[Stored items]
◇ ◇ ◇ ◇

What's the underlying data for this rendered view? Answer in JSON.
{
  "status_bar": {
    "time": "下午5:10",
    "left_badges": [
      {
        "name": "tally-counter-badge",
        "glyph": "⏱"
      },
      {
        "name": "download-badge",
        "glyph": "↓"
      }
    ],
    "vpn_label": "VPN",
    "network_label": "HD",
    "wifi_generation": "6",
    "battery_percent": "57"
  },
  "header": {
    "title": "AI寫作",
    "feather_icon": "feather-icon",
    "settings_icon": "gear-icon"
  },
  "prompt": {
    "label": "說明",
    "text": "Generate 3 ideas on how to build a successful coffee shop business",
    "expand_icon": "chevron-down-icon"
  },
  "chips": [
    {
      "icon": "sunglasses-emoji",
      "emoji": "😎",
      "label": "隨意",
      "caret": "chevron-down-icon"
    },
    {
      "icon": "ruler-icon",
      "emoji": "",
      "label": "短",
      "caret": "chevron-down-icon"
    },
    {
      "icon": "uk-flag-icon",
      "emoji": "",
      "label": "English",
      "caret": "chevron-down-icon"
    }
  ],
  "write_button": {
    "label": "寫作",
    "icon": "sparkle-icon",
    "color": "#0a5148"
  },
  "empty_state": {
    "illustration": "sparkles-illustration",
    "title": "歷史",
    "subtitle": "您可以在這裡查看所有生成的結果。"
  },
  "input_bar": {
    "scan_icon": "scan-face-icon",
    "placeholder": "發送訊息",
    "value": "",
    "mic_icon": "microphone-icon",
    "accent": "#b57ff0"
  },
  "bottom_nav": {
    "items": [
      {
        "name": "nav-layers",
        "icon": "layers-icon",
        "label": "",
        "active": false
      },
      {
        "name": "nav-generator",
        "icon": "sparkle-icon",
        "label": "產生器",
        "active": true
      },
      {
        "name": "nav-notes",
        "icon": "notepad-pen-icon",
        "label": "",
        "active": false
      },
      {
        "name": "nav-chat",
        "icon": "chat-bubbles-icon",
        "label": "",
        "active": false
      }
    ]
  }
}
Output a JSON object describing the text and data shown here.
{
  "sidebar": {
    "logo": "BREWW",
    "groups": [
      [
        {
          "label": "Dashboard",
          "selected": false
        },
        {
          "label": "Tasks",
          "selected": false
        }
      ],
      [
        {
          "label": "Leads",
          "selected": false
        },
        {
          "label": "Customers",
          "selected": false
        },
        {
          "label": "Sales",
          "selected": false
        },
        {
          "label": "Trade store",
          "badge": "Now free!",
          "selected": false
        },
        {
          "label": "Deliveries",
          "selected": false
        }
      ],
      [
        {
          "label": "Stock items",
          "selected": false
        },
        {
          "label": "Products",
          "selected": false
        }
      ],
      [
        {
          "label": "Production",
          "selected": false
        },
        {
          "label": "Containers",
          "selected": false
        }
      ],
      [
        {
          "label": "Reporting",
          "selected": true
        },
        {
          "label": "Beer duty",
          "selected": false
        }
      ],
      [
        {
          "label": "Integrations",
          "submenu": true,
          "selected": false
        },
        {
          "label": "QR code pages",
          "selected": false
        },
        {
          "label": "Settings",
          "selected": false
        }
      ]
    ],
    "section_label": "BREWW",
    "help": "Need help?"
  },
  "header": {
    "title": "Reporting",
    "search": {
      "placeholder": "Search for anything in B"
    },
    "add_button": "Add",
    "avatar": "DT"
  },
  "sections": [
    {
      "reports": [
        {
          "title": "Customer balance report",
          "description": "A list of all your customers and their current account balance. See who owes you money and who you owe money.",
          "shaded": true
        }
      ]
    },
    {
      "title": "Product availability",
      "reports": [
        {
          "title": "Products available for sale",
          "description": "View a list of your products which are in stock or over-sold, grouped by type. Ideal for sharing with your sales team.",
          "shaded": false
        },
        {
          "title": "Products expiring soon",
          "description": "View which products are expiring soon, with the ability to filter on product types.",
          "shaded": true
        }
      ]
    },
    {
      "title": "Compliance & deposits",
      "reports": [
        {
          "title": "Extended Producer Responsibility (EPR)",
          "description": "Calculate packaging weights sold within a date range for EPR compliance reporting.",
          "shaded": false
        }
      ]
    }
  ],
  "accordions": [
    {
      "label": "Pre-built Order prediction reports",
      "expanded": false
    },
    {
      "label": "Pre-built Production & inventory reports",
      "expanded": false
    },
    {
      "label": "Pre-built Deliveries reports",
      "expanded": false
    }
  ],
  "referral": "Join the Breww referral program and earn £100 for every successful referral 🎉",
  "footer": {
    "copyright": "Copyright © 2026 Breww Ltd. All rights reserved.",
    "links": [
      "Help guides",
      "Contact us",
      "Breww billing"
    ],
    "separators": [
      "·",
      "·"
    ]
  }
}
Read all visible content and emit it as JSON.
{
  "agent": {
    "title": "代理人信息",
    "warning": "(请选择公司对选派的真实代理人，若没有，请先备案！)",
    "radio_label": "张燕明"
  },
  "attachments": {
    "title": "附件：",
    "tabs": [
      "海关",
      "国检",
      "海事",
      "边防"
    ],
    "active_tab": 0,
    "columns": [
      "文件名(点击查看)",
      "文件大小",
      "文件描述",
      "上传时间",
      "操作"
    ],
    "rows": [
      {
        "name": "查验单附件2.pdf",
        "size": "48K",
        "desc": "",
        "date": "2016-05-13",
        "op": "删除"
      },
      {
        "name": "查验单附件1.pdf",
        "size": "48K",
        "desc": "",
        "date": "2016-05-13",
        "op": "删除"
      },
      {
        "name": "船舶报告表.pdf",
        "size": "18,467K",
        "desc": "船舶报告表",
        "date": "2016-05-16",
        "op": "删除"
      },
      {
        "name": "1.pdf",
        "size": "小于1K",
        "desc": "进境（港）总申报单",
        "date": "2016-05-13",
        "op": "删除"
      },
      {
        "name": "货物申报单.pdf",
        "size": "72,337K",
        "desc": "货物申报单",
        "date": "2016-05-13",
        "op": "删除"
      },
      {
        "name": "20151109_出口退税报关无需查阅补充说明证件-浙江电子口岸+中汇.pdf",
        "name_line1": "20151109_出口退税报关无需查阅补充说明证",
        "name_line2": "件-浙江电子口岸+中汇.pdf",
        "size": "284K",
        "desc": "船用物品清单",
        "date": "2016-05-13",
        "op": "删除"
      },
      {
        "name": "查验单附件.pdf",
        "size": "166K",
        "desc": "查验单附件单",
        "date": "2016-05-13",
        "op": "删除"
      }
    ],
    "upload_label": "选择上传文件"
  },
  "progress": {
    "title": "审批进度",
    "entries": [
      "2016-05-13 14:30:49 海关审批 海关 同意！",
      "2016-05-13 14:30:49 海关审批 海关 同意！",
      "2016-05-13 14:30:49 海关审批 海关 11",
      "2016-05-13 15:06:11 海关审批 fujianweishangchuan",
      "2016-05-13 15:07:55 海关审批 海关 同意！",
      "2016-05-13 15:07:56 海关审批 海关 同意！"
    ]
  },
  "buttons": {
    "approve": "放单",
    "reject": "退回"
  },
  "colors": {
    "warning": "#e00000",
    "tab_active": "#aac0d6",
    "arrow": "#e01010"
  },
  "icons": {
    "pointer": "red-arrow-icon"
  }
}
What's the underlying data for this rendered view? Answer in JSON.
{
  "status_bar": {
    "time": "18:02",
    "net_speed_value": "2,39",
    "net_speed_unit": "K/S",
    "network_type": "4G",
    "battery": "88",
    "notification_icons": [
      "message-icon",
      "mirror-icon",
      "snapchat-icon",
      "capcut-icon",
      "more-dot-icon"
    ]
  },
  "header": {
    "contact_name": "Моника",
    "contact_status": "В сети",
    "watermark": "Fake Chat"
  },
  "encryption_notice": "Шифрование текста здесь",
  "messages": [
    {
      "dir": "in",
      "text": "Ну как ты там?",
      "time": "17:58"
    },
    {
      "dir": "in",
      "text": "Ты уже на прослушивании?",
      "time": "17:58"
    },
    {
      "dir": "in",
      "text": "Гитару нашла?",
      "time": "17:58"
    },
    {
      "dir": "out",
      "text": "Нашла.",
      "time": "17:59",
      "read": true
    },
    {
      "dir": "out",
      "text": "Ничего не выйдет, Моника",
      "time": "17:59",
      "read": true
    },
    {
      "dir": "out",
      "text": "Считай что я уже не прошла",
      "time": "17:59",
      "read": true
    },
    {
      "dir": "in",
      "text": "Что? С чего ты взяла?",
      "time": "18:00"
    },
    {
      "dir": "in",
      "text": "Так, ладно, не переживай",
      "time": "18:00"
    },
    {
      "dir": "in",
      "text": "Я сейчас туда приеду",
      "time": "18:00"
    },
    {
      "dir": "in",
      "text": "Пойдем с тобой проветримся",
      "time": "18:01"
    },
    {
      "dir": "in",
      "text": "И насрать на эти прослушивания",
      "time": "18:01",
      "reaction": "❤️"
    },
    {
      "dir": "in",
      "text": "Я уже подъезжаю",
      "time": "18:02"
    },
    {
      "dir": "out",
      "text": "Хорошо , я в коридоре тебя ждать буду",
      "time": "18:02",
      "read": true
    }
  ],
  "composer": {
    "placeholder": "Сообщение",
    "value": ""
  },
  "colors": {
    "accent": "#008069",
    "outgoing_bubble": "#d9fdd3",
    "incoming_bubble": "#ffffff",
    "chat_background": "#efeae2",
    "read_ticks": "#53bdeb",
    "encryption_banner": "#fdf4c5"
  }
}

◇ ◇ ◇ ◇

PROBLEM DETAILS: Examine the records and report how many lines contain the string "Моника". Only the number should be given.

TASK OUTPUT: 2